ENTRIES SUPPLIED:
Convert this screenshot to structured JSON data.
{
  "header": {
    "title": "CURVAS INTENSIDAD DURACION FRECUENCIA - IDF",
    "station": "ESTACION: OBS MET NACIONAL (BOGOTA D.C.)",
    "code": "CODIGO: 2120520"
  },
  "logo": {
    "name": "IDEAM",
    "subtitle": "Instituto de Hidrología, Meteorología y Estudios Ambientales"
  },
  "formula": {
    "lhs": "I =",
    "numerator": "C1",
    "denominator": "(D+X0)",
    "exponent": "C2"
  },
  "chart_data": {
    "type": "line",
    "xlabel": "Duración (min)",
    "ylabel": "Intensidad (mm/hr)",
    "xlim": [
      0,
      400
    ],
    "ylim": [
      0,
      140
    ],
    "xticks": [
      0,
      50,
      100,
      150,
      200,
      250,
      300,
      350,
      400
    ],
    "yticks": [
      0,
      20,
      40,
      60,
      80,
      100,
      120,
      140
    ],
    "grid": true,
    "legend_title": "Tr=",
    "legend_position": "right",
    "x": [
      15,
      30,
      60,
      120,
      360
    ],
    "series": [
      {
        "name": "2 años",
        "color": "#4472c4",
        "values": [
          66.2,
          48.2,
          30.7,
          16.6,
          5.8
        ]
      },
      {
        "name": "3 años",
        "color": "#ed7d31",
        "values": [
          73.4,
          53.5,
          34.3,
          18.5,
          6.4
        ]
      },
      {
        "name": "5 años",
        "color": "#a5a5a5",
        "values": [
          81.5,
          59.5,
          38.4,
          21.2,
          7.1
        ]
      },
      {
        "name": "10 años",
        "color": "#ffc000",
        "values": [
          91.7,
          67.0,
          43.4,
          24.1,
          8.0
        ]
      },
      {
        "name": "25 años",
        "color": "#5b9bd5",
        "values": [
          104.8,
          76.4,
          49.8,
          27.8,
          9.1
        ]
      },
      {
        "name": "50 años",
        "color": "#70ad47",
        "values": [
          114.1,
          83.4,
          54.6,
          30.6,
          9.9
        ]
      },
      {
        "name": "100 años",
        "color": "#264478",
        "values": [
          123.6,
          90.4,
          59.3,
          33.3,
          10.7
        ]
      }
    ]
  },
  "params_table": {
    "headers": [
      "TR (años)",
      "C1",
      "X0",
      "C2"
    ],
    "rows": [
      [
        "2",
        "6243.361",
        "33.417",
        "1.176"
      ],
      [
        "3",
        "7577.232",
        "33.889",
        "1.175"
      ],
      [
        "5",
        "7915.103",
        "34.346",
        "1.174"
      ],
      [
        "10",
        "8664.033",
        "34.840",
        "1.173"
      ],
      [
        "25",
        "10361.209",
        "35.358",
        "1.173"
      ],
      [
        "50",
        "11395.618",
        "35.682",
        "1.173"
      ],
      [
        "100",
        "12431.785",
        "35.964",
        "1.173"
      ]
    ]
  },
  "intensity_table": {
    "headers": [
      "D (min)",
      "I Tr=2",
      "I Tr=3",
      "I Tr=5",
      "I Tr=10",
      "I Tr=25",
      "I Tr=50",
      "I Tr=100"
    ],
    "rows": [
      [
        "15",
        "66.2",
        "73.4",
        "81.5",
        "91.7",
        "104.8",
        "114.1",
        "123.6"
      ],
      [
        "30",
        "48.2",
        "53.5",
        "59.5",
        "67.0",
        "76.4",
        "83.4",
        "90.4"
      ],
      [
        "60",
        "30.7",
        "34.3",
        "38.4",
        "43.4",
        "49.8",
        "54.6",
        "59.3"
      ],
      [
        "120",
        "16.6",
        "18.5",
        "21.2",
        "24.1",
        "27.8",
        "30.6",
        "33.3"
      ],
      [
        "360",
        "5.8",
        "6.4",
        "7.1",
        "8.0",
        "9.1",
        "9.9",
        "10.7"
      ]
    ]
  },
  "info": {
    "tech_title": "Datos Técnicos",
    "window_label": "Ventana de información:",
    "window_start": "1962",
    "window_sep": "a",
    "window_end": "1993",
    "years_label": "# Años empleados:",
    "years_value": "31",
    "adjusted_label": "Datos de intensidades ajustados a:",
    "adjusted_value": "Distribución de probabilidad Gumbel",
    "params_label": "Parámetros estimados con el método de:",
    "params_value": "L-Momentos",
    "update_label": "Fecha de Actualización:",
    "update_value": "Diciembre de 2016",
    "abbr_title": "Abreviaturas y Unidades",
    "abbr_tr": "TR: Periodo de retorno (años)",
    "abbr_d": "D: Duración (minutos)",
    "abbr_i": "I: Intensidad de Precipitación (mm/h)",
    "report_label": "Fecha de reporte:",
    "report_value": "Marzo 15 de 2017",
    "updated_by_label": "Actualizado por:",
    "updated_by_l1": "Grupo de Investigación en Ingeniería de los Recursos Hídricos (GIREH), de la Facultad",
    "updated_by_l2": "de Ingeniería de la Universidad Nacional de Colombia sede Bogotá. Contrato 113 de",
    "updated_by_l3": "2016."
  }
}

TASK STATEMENT: From the listing above, find the number of lines with the word "Datos" in them. Answer with the number only.

THE SOLUTION: 2